* CHALLENGE: Determine the number of lines containing the word "Survival". Reply with it and nothing else.

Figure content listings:
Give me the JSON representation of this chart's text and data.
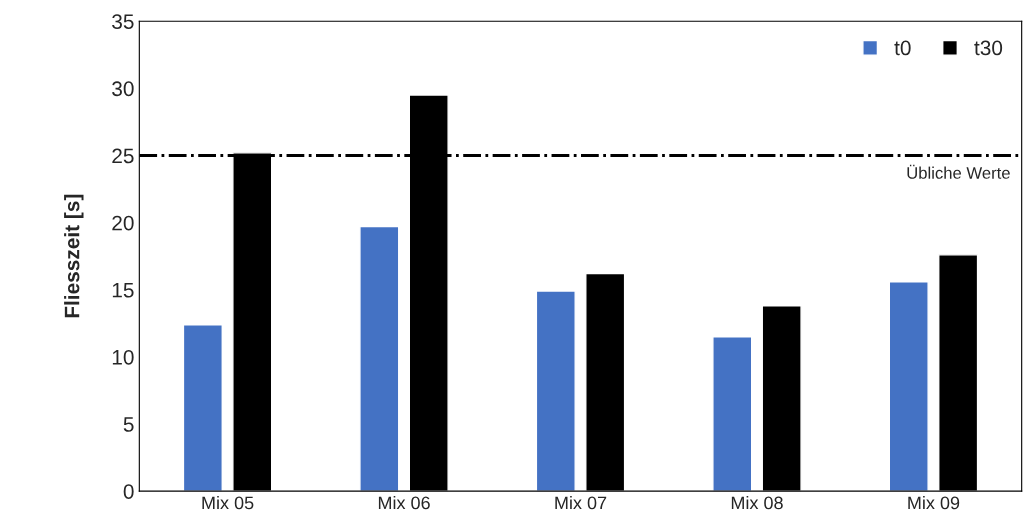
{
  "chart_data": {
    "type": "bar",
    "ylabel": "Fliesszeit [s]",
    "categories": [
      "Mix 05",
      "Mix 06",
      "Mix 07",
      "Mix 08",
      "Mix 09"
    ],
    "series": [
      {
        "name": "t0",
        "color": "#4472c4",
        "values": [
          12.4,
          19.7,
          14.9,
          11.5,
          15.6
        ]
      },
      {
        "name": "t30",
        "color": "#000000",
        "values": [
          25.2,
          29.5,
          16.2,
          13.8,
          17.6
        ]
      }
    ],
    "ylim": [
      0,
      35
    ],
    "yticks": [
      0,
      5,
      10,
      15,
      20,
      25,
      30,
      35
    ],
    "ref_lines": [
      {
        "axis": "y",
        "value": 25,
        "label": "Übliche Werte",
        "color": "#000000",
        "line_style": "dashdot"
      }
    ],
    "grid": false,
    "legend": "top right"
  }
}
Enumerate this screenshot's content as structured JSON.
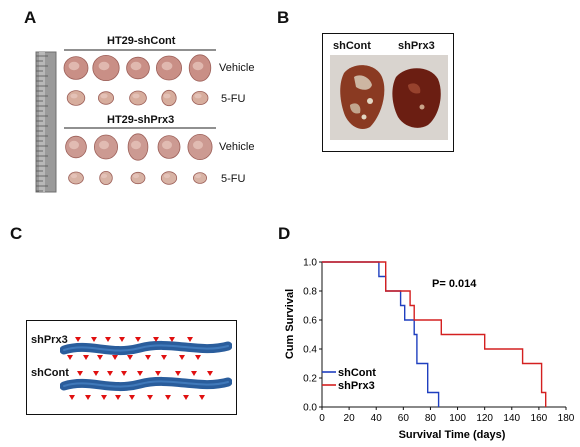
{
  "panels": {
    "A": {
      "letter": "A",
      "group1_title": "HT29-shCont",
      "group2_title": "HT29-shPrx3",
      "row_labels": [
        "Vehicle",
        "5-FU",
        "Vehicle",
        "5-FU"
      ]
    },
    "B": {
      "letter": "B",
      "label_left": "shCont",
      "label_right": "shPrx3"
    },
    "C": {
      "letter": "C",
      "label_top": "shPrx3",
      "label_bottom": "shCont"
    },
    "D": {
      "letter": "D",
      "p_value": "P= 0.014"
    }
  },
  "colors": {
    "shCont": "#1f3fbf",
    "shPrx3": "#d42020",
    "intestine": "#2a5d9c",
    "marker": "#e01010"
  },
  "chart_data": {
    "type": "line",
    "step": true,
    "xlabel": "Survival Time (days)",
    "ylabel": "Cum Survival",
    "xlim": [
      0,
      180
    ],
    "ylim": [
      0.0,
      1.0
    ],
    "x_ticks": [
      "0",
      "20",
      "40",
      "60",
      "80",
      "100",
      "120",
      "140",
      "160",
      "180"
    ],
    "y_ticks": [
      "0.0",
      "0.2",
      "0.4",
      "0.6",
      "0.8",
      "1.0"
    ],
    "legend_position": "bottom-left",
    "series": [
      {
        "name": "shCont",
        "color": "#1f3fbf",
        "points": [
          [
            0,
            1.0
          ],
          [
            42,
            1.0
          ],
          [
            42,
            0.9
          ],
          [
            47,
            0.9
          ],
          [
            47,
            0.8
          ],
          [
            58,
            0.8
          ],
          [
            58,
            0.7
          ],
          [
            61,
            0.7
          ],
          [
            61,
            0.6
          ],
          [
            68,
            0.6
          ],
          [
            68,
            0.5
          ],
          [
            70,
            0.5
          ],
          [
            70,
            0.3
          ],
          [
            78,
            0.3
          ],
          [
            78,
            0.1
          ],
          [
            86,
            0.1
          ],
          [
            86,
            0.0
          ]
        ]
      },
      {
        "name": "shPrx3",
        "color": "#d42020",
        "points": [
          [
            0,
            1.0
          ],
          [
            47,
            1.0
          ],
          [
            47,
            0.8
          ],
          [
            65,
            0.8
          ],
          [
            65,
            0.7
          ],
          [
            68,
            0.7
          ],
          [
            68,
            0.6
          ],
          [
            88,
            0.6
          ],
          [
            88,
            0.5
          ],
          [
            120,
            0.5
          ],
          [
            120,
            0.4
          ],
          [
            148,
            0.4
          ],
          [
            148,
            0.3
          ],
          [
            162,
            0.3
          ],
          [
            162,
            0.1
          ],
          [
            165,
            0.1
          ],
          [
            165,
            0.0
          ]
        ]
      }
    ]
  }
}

* SOLUTION TO THE PROBLEM: 2